What is being asked - Write the data out again, exactly as given.
## start
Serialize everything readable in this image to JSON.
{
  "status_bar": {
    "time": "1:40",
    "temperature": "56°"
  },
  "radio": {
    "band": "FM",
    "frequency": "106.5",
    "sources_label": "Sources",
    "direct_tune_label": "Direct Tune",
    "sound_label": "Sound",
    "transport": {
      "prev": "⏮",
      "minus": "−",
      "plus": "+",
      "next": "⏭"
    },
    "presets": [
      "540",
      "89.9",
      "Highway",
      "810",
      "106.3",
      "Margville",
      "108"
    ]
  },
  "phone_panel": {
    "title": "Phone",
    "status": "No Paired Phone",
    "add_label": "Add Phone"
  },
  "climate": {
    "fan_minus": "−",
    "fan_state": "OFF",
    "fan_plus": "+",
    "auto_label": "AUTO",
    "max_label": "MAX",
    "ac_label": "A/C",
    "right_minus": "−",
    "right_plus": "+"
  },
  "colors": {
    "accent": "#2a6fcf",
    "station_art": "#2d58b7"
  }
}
## end
Task result -
Serialize everything readable in this image to JSON.
{
  "status_bar": {
    "time": "1:40",
    "temperature": "56°"
  },
  "radio": {
    "band": "FM",
    "frequency": "106.5",
    "sources_label": "Sources",
    "direct_tune_label": "Direct Tune",
    "sound_label": "Sound",
    "transport": {
      "prev": "⏮",
      "minus": "−",
      "plus": "+",
      "next": "⏭"
    },
    "presets": [
      "540",
      "89.9",
      "Highway",
      "810",
      "106.3",
      "Margville",
      "108"
    ]
  },
  "phone_panel": {
    "title": "Phone",
    "status": "No Paired Phone",
    "add_label": "Add Phone"
  },
  "climate": {
    "fan_minus": "−",
    "fan_state": "OFF",
    "fan_plus": "+",
    "auto_label": "AUTO",
    "max_label": "MAX",
    "ac_label": "A/C",
    "right_minus": "−",
    "right_plus": "+"
  },
  "colors": {
    "accent": "#2a6fcf",
    "station_art": "#2d58b7"
  }
}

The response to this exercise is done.